• ENTRIES SHOWN

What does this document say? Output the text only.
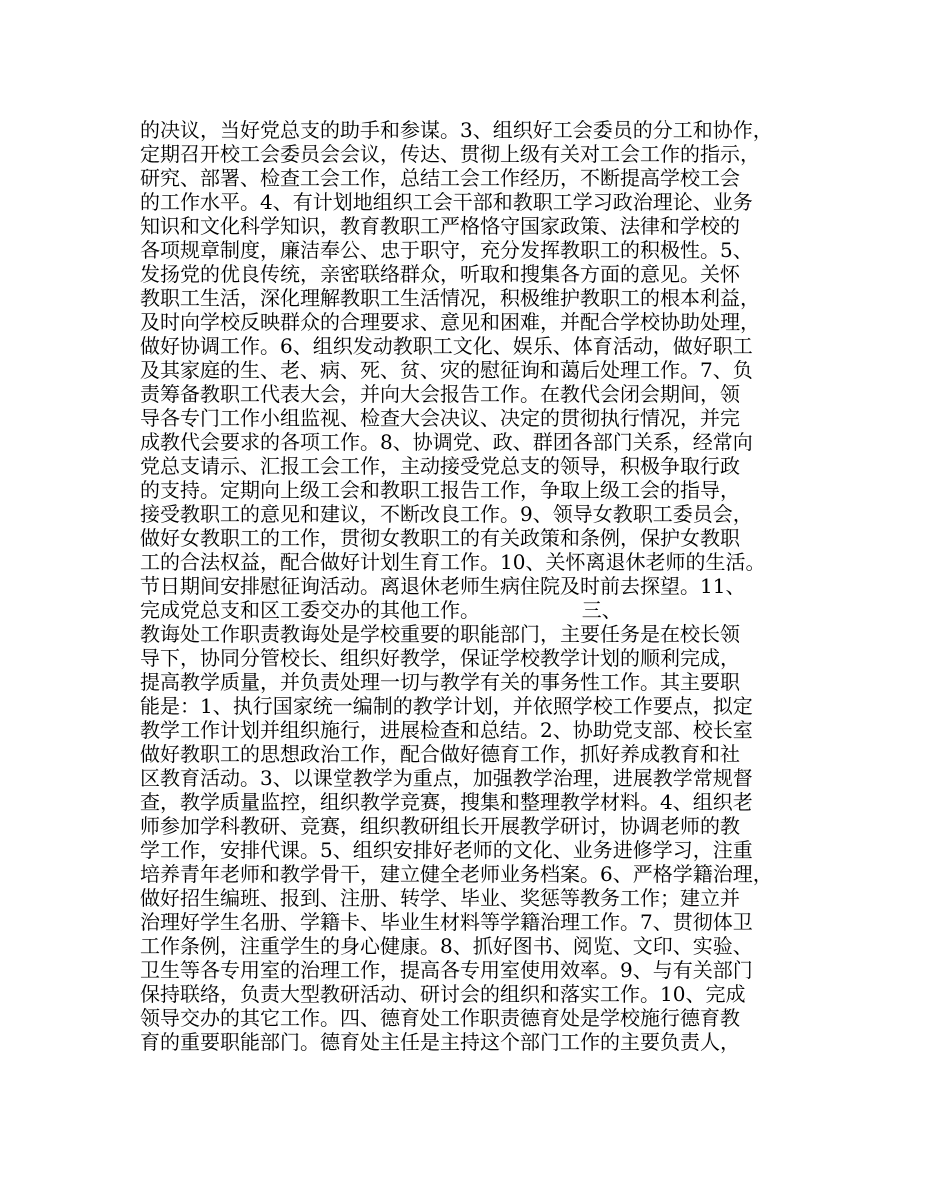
的决议，当好党总支的助手和参谋。3、组织好工会委员的分工和协作，
定期召开校工会委员会会议，传达、贯彻上级有关对工会工作的指示，
研究、部署、检查工会工作，总结工会工作经历，不断提高学校工会
的工作水平。4、有计划地组织工会干部和教职工学习政治理论、业务
知识和文化科学知识，教育教职工严格恪守国家政策、法律和学校的
各项规章制度，廉洁奉公、忠于职守，充分发挥教职工的积极性。5、
发扬党的优良传统，亲密联络群众，听取和搜集各方面的意见。关怀
教职工生活，深化理解教职工生活情况，积极维护教职工的根本利益，
及时向学校反映群众的合理要求、意见和困难，并配合学校协助处理，
做好协调工作。6、组织发动教职工文化、娱乐、体育活动，做好职工
及其家庭的生、老、病、死、贫、灾的慰征询和蔼后处理工作。7、负
责筹备教职工代表大会，并向大会报告工作。在教代会闭会期间，领
导各专门工作小组监视、检查大会决议、决定的贯彻执行情况，并完
成教代会要求的各项工作。8、协调党、政、群团各部门关系，经常向
党总支请示、汇报工会工作，主动接受党总支的领导，积极争取行政
的支持。定期向上级工会和教职工报告工作，争取上级工会的指导，
接受教职工的意见和建议，不断改良工作。9、领导女教职工委员会，
做好女教职工的工作，贯彻女教职工的有关政策和条例，保护女教职
工的合法权益，配合做好计划生育工作。10、关怀离退休老师的生活。
节日期间安排慰征询活动。离退休老师生病住院及时前去探望。11、
完成党总支和区工委交办的其他工作。                三、
教诲处工作职责教诲处是学校重要的职能部门，主要任务是在校长领
导下，协同分管校长、组织好教学，保证学校教学计划的顺利完成，
提高教学质量，并负责处理一切与教学有关的事务性工作。其主要职
能是：1、执行国家统一编制的教学计划，并依照学校工作要点，拟定
教学工作计划并组织施行，进展检查和总结。2、协助党支部、校长室
做好教职工的思想政治工作，配合做好德育工作，抓好养成教育和社
区教育活动。3、以课堂教学为重点，加强教学治理，进展教学常规督
查，教学质量监控，组织教学竞赛，搜集和整理教学材料。4、组织老
师参加学科教研、竞赛，组织教研组长开展教学研讨，协调老师的教
学工作，安排代课。5、组织安排好老师的文化、业务进修学习，注重
培养青年老师和教学骨干，建立健全老师业务档案。6、严格学籍治理，
做好招生编班、报到、注册、转学、毕业、奖惩等教务工作；建立并
治理好学生名册、学籍卡、毕业生材料等学籍治理工作。7、贯彻体卫
工作条例，注重学生的身心健康。8、抓好图书、阅览、文印、实验、
卫生等各专用室的治理工作，提高各专用室使用效率。9、与有关部门
保持联络，负责大型教研活动、研讨会的组织和落实工作。10、完成
领导交办的其它工作。四、德育处工作职责德育处是学校施行德育教
育的重要职能部门。德育处主任是主持这个部门工作的主要负责人，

• BRIEF
Write out all the entries word for word, but skip any images.

• RESULT
What does this document say? Output the text only.
的决议，当好党总支的助手和参谋。3、组织好工会委员的分工和协作，
定期召开校工会委员会会议，传达、贯彻上级有关对工会工作的指示，
研究、部署、检查工会工作，总结工会工作经历，不断提高学校工会
的工作水平。4、有计划地组织工会干部和教职工学习政治理论、业务
知识和文化科学知识，教育教职工严格恪守国家政策、法律和学校的
各项规章制度，廉洁奉公、忠于职守，充分发挥教职工的积极性。5、
发扬党的优良传统，亲密联络群众，听取和搜集各方面的意见。关怀
教职工生活，深化理解教职工生活情况，积极维护教职工的根本利益，
及时向学校反映群众的合理要求、意见和困难，并配合学校协助处理，
做好协调工作。6、组织发动教职工文化、娱乐、体育活动，做好职工
及其家庭的生、老、病、死、贫、灾的慰征询和蔼后处理工作。7、负
责筹备教职工代表大会，并向大会报告工作。在教代会闭会期间，领
导各专门工作小组监视、检查大会决议、决定的贯彻执行情况，并完
成教代会要求的各项工作。8、协调党、政、群团各部门关系，经常向
党总支请示、汇报工会工作，主动接受党总支的领导，积极争取行政
的支持。定期向上级工会和教职工报告工作，争取上级工会的指导，
接受教职工的意见和建议，不断改良工作。9、领导女教职工委员会，
做好女教职工的工作，贯彻女教职工的有关政策和条例，保护女教职
工的合法权益，配合做好计划生育工作。10、关怀离退休老师的生活。
节日期间安排慰征询活动。离退休老师生病住院及时前去探望。11、
完成党总支和区工委交办的其他工作。                三、
教诲处工作职责教诲处是学校重要的职能部门，主要任务是在校长领
导下，协同分管校长、组织好教学，保证学校教学计划的顺利完成，
提高教学质量，并负责处理一切与教学有关的事务性工作。其主要职
能是：1、执行国家统一编制的教学计划，并依照学校工作要点，拟定
教学工作计划并组织施行，进展检查和总结。2、协助党支部、校长室
做好教职工的思想政治工作，配合做好德育工作，抓好养成教育和社
区教育活动。3、以课堂教学为重点，加强教学治理，进展教学常规督
查，教学质量监控，组织教学竞赛，搜集和整理教学材料。4、组织老
师参加学科教研、竞赛，组织教研组长开展教学研讨，协调老师的教
学工作，安排代课。5、组织安排好老师的文化、业务进修学习，注重
培养青年老师和教学骨干，建立健全老师业务档案。6、严格学籍治理，
做好招生编班、报到、注册、转学、毕业、奖惩等教务工作；建立并
治理好学生名册、学籍卡、毕业生材料等学籍治理工作。7、贯彻体卫
工作条例，注重学生的身心健康。8、抓好图书、阅览、文印、实验、
卫生等各专用室的治理工作，提高各专用室使用效率。9、与有关部门
保持联络，负责大型教研活动、研讨会的组织和落实工作。10、完成
领导交办的其它工作。四、德育处工作职责德育处是学校施行德育教
育的重要职能部门。德育处主任是主持这个部门工作的主要负责人，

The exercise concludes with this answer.